## START

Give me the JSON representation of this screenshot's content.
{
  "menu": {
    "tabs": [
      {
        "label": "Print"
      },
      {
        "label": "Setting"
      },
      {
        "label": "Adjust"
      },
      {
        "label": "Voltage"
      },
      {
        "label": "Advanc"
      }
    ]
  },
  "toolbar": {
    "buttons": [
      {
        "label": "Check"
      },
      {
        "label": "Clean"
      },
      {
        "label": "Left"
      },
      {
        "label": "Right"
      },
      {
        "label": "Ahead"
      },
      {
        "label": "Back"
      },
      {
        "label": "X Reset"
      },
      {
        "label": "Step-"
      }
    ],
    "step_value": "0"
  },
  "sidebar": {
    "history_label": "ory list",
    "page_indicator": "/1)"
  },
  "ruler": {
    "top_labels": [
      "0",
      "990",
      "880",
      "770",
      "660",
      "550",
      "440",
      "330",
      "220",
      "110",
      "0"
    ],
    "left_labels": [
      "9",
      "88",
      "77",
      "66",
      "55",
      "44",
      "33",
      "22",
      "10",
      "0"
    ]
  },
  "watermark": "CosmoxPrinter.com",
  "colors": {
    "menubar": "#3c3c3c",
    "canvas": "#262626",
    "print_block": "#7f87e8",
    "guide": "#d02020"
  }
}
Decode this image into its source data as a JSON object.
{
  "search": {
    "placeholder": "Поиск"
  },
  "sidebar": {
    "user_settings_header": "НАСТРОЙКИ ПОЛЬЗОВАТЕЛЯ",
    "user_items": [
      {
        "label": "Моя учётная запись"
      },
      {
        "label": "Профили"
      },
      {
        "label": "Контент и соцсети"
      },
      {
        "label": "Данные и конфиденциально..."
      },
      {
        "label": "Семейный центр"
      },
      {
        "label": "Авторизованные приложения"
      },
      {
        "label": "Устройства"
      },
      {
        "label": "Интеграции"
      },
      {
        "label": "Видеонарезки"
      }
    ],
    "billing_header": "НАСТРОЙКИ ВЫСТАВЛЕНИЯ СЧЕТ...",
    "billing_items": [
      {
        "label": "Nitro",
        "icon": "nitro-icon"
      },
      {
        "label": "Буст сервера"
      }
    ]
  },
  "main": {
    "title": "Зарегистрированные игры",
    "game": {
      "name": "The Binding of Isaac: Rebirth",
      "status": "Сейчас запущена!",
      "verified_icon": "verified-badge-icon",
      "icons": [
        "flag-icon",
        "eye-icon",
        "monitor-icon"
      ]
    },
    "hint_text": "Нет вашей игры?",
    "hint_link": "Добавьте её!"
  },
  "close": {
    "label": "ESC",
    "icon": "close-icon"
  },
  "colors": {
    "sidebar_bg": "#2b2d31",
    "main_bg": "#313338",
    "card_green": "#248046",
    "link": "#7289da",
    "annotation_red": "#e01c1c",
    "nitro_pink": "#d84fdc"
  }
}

## END

### Direction
Transcribe every entry exactly.

### Response for this exercise
Give me the JSON representation of this screenshot's content.
{
  "menu": {
    "tabs": [
      {
        "label": "Print"
      },
      {
        "label": "Setting"
      },
      {
        "label": "Adjust"
      },
      {
        "label": "Voltage"
      },
      {
        "label": "Advanc"
      }
    ]
  },
  "toolbar": {
    "buttons": [
      {
        "label": "Check"
      },
      {
        "label": "Clean"
      },
      {
        "label": "Left"
      },
      {
        "label": "Right"
      },
      {
        "label": "Ahead"
      },
      {
        "label": "Back"
      },
      {
        "label": "X Reset"
      },
      {
        "label": "Step-"
      }
    ],
    "step_value": "0"
  },
  "sidebar": {
    "history_label": "ory list",
    "page_indicator": "/1)"
  },
  "ruler": {
    "top_labels": [
      "0",
      "990",
      "880",
      "770",
      "660",
      "550",
      "440",
      "330",
      "220",
      "110",
      "0"
    ],
    "left_labels": [
      "9",
      "88",
      "77",
      "66",
      "55",
      "44",
      "33",
      "22",
      "10",
      "0"
    ]
  },
  "watermark": "CosmoxPrinter.com",
  "colors": {
    "menubar": "#3c3c3c",
    "canvas": "#262626",
    "print_block": "#7f87e8",
    "guide": "#d02020"
  }
}
Decode this image into its source data as a JSON object.
{
  "search": {
    "placeholder": "Поиск"
  },
  "sidebar": {
    "user_settings_header": "НАСТРОЙКИ ПОЛЬЗОВАТЕЛЯ",
    "user_items": [
      {
        "label": "Моя учётная запись"
      },
      {
        "label": "Профили"
      },
      {
        "label": "Контент и соцсети"
      },
      {
        "label": "Данные и конфиденциально..."
      },
      {
        "label": "Семейный центр"
      },
      {
        "label": "Авторизованные приложения"
      },
      {
        "label": "Устройства"
      },
      {
        "label": "Интеграции"
      },
      {
        "label": "Видеонарезки"
      }
    ],
    "billing_header": "НАСТРОЙКИ ВЫСТАВЛЕНИЯ СЧЕТ...",
    "billing_items": [
      {
        "label": "Nitro",
        "icon": "nitro-icon"
      },
      {
        "label": "Буст сервера"
      }
    ]
  },
  "main": {
    "title": "Зарегистрированные игры",
    "game": {
      "name": "The Binding of Isaac: Rebirth",
      "status": "Сейчас запущена!",
      "verified_icon": "verified-badge-icon",
      "icons": [
        "flag-icon",
        "eye-icon",
        "monitor-icon"
      ]
    },
    "hint_text": "Нет вашей игры?",
    "hint_link": "Добавьте её!"
  },
  "close": {
    "label": "ESC",
    "icon": "close-icon"
  },
  "colors": {
    "sidebar_bg": "#2b2d31",
    "main_bg": "#313338",
    "card_green": "#248046",
    "link": "#7289da",
    "annotation_red": "#e01c1c",
    "nitro_pink": "#d84fdc"
  }
}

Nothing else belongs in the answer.